_Aim_
Please transcribe the data below exactly. Leave the pictures out.

_Material supplied_

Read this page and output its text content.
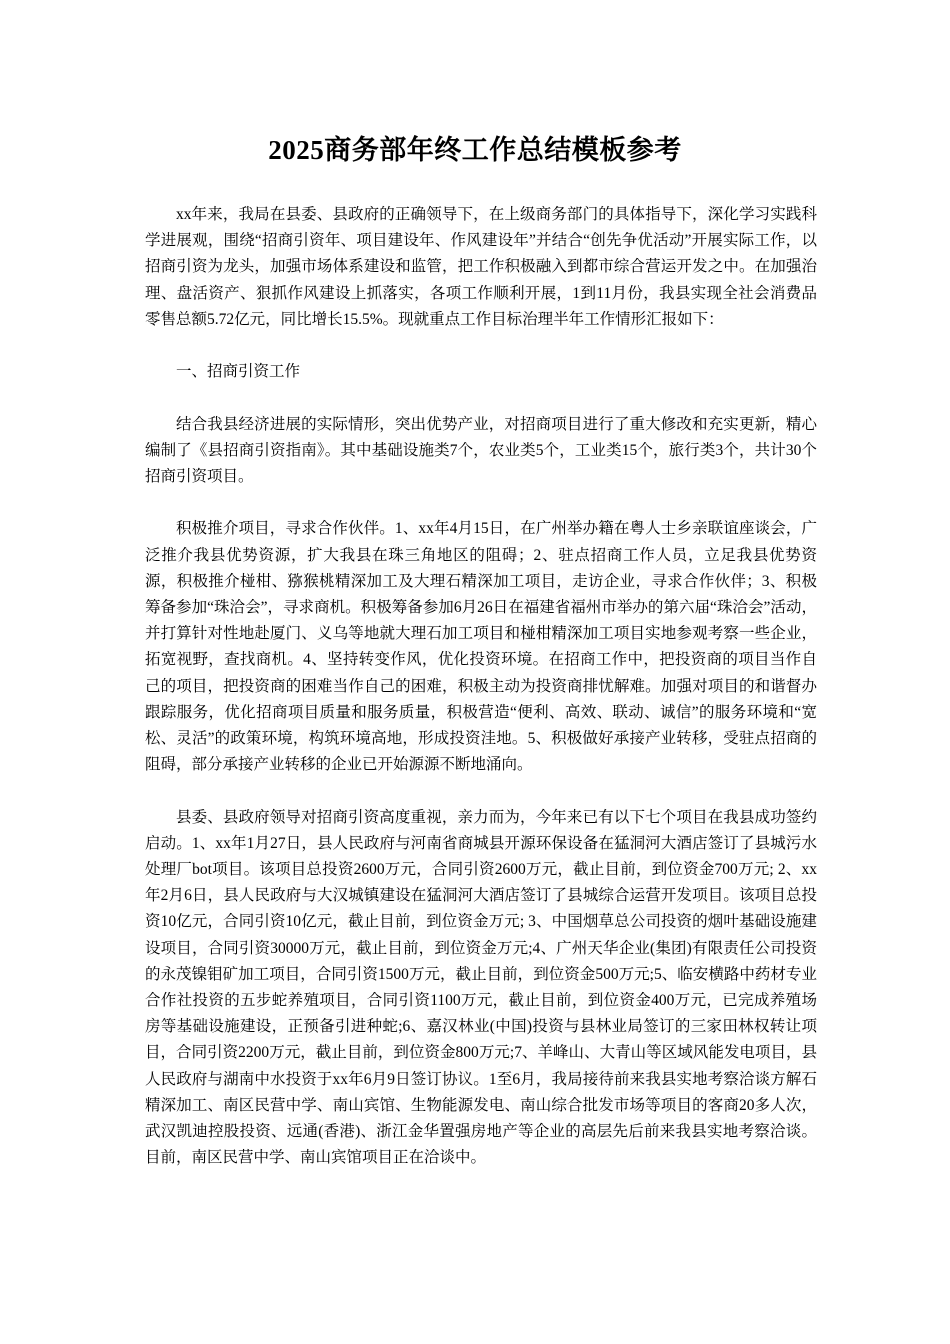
2025商务部年终工作总结模板参考

xx年来，我局在县委、县政府的正确领导下，在上级商务部门的具体指导下，深化学习实践科学进展观，围绕“招商引资年、项目建设年、作风建设年”并结合“创先争优活动”开展实际工作，以招商引资为龙头，加强市场体系建设和监管，把工作积极融入到都市综合营运开发之中。在加强治理、盘活资产、狠抓作风建设上抓落实，各项工作顺利开展，1到11月份，我县实现全社会消费品零售总额5.72亿元，同比增长15.5%。现就重点工作目标治理半年工作情形汇报如下：

一、招商引资工作

结合我县经济进展的实际情形，突出优势产业，对招商项目进行了重大修改和充实更新，精心编制了《县招商引资指南》。其中基础设施类7个，农业类5个，工业类15个，旅行类3个，共计30个招商引资项目。

积极推介项目，寻求合作伙伴。1、xx年4月15日，在广州举办籍在粤人士乡亲联谊座谈会，广泛推介我县优势资源，扩大我县在珠三角地区的阻碍；2、驻点招商工作人员，立足我县优势资源，积极推介椪柑、猕猴桃精深加工及大理石精深加工项目，走访企业，寻求合作伙伴；3、积极筹备参加“珠洽会”，寻求商机。积极筹备参加6月26日在福建省福州市举办的第六届“珠洽会”活动，并打算针对性地赴厦门、义乌等地就大理石加工项目和椪柑精深加工项目实地参观考察一些企业，拓宽视野，查找商机。4、坚持转变作风，优化投资环境。在招商工作中，把投资商的项目当作自己的项目，把投资商的困难当作自己的困难，积极主动为投资商排忧解难。加强对项目的和谐督办跟踪服务，优化招商项目质量和服务质量，积极营造“便利、高效、联动、诚信”的服务环境和“宽松、灵活”的政策环境，构筑环境高地，形成投资洼地。5、积极做好承接产业转移，受驻点招商的阻碍，部分承接产业转移的企业已开始源源不断地涌向。

县委、县政府领导对招商引资高度重视，亲力而为，今年来已有以下七个项目在我县成功签约启动。1、xx年1月27日，县人民政府与河南省商城县开源环保设备在猛洞河大酒店签订了县城污水处理厂bot项目。该项目总投资2600万元，合同引资2600万元，截止目前，到位资金700万元; 2、xx年2月6日，县人民政府与大汉城镇建设在猛洞河大酒店签订了县城综合运营开发项目。该项目总投资10亿元，合同引资10亿元，截止目前，到位资金万元; 3、中国烟草总公司投资的烟叶基础设施建设项目，合同引资30000万元，截止目前，到位资金万元;4、广州天华企业(集团)有限责任公司投资的永茂镍钼矿加工项目，合同引资1500万元，截止目前，到位资金500万元;5、临安横路中药材专业合作社投资的五步蛇养殖项目，合同引资1100万元，截止目前，到位资金400万元，已完成养殖场房等基础设施建设，正预备引进种蛇;6、嘉汉林业(中国)投资与县林业局签订的三家田林权转让项目，合同引资2200万元，截止目前，到位资金800万元;7、羊峰山、大青山等区域风能发电项目，县人民政府与湖南中水投资于xx年6月9日签订协议。1至6月，我局接待前来我县实地考察洽谈方解石精深加工、南区民营中学、南山宾馆、生物能源发电、南山综合批发市场等项目的客商20多人次，武汉凯迪控股投资、远通(香港)、浙江金华置强房地产等企业的高层先后前来我县实地考察洽谈。目前，南区民营中学、南山宾馆项目正在洽谈中。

_Problem solution_
Read this page and output its text content.
2025商务部年终工作总结模板参考

xx年来，我局在县委、县政府的正确领导下，在上级商务部门的具体指导下，深化学习实践科学进展观，围绕“招商引资年、项目建设年、作风建设年”并结合“创先争优活动”开展实际工作，以招商引资为龙头，加强市场体系建设和监管，把工作积极融入到都市综合营运开发之中。在加强治理、盘活资产、狠抓作风建设上抓落实，各项工作顺利开展，1到11月份，我县实现全社会消费品零售总额5.72亿元，同比增长15.5%。现就重点工作目标治理半年工作情形汇报如下：

一、招商引资工作

结合我县经济进展的实际情形，突出优势产业，对招商项目进行了重大修改和充实更新，精心编制了《县招商引资指南》。其中基础设施类7个，农业类5个，工业类15个，旅行类3个，共计30个招商引资项目。

积极推介项目，寻求合作伙伴。1、xx年4月15日，在广州举办籍在粤人士乡亲联谊座谈会，广泛推介我县优势资源，扩大我县在珠三角地区的阻碍；2、驻点招商工作人员，立足我县优势资源，积极推介椪柑、猕猴桃精深加工及大理石精深加工项目，走访企业，寻求合作伙伴；3、积极筹备参加“珠洽会”，寻求商机。积极筹备参加6月26日在福建省福州市举办的第六届“珠洽会”活动，并打算针对性地赴厦门、义乌等地就大理石加工项目和椪柑精深加工项目实地参观考察一些企业，拓宽视野，查找商机。4、坚持转变作风，优化投资环境。在招商工作中，把投资商的项目当作自己的项目，把投资商的困难当作自己的困难，积极主动为投资商排忧解难。加强对项目的和谐督办跟踪服务，优化招商项目质量和服务质量，积极营造“便利、高效、联动、诚信”的服务环境和“宽松、灵活”的政策环境，构筑环境高地，形成投资洼地。5、积极做好承接产业转移，受驻点招商的阻碍，部分承接产业转移的企业已开始源源不断地涌向。

县委、县政府领导对招商引资高度重视，亲力而为，今年来已有以下七个项目在我县成功签约启动。1、xx年1月27日，县人民政府与河南省商城县开源环保设备在猛洞河大酒店签订了县城污水处理厂bot项目。该项目总投资2600万元，合同引资2600万元，截止目前，到位资金700万元; 2、xx年2月6日，县人民政府与大汉城镇建设在猛洞河大酒店签订了县城综合运营开发项目。该项目总投资10亿元，合同引资10亿元，截止目前，到位资金万元; 3、中国烟草总公司投资的烟叶基础设施建设项目，合同引资30000万元，截止目前，到位资金万元;4、广州天华企业(集团)有限责任公司投资的永茂镍钼矿加工项目，合同引资1500万元，截止目前，到位资金500万元;5、临安横路中药材专业合作社投资的五步蛇养殖项目，合同引资1100万元，截止目前，到位资金400万元，已完成养殖场房等基础设施建设，正预备引进种蛇;6、嘉汉林业(中国)投资与县林业局签订的三家田林权转让项目，合同引资2200万元，截止目前，到位资金800万元;7、羊峰山、大青山等区域风能发电项目，县人民政府与湖南中水投资于xx年6月9日签订协议。1至6月，我局接待前来我县实地考察洽谈方解石精深加工、南区民营中学、南山宾馆、生物能源发电、南山综合批发市场等项目的客商20多人次，武汉凯迪控股投资、远通(香港)、浙江金华置强房地产等企业的高层先后前来我县实地考察洽谈。目前，南区民营中学、南山宾馆项目正在洽谈中。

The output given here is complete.